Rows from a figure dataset
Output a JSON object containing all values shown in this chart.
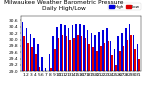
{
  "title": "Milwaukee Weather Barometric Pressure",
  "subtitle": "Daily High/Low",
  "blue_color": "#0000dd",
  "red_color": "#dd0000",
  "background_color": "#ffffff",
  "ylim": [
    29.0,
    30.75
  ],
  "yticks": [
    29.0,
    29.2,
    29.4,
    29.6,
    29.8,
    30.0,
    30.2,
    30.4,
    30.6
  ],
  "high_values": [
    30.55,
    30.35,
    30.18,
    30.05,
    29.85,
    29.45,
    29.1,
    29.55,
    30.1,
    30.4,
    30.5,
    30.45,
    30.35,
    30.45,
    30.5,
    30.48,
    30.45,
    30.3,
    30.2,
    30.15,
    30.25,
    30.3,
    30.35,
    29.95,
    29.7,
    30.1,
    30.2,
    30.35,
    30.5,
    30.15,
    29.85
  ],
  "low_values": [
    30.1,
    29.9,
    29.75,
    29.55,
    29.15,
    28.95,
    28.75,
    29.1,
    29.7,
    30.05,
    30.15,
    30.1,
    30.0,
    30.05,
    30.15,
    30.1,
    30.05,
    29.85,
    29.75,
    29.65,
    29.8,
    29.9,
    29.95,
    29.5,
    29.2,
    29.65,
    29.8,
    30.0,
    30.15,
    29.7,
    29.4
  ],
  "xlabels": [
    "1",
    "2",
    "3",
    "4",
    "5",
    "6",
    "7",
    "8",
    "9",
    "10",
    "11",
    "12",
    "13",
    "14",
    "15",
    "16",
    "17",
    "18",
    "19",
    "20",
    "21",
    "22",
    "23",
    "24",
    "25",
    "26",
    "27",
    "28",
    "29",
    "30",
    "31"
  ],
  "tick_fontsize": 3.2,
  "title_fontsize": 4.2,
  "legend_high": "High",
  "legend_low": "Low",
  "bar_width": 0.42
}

Brief
Leaving out the pictures, repeat the data above exactly.

Output of the exercise
Output a JSON object containing all values shown in this chart.
{
  "title": "Milwaukee Weather Barometric Pressure",
  "subtitle": "Daily High/Low",
  "blue_color": "#0000dd",
  "red_color": "#dd0000",
  "background_color": "#ffffff",
  "ylim": [
    29.0,
    30.75
  ],
  "yticks": [
    29.0,
    29.2,
    29.4,
    29.6,
    29.8,
    30.0,
    30.2,
    30.4,
    30.6
  ],
  "high_values": [
    30.55,
    30.35,
    30.18,
    30.05,
    29.85,
    29.45,
    29.1,
    29.55,
    30.1,
    30.4,
    30.5,
    30.45,
    30.35,
    30.45,
    30.5,
    30.48,
    30.45,
    30.3,
    30.2,
    30.15,
    30.25,
    30.3,
    30.35,
    29.95,
    29.7,
    30.1,
    30.2,
    30.35,
    30.5,
    30.15,
    29.85
  ],
  "low_values": [
    30.1,
    29.9,
    29.75,
    29.55,
    29.15,
    28.95,
    28.75,
    29.1,
    29.7,
    30.05,
    30.15,
    30.1,
    30.0,
    30.05,
    30.15,
    30.1,
    30.05,
    29.85,
    29.75,
    29.65,
    29.8,
    29.9,
    29.95,
    29.5,
    29.2,
    29.65,
    29.8,
    30.0,
    30.15,
    29.7,
    29.4
  ],
  "xlabels": [
    "1",
    "2",
    "3",
    "4",
    "5",
    "6",
    "7",
    "8",
    "9",
    "10",
    "11",
    "12",
    "13",
    "14",
    "15",
    "16",
    "17",
    "18",
    "19",
    "20",
    "21",
    "22",
    "23",
    "24",
    "25",
    "26",
    "27",
    "28",
    "29",
    "30",
    "31"
  ],
  "tick_fontsize": 3.2,
  "title_fontsize": 4.2,
  "legend_high": "High",
  "legend_low": "Low",
  "bar_width": 0.42
}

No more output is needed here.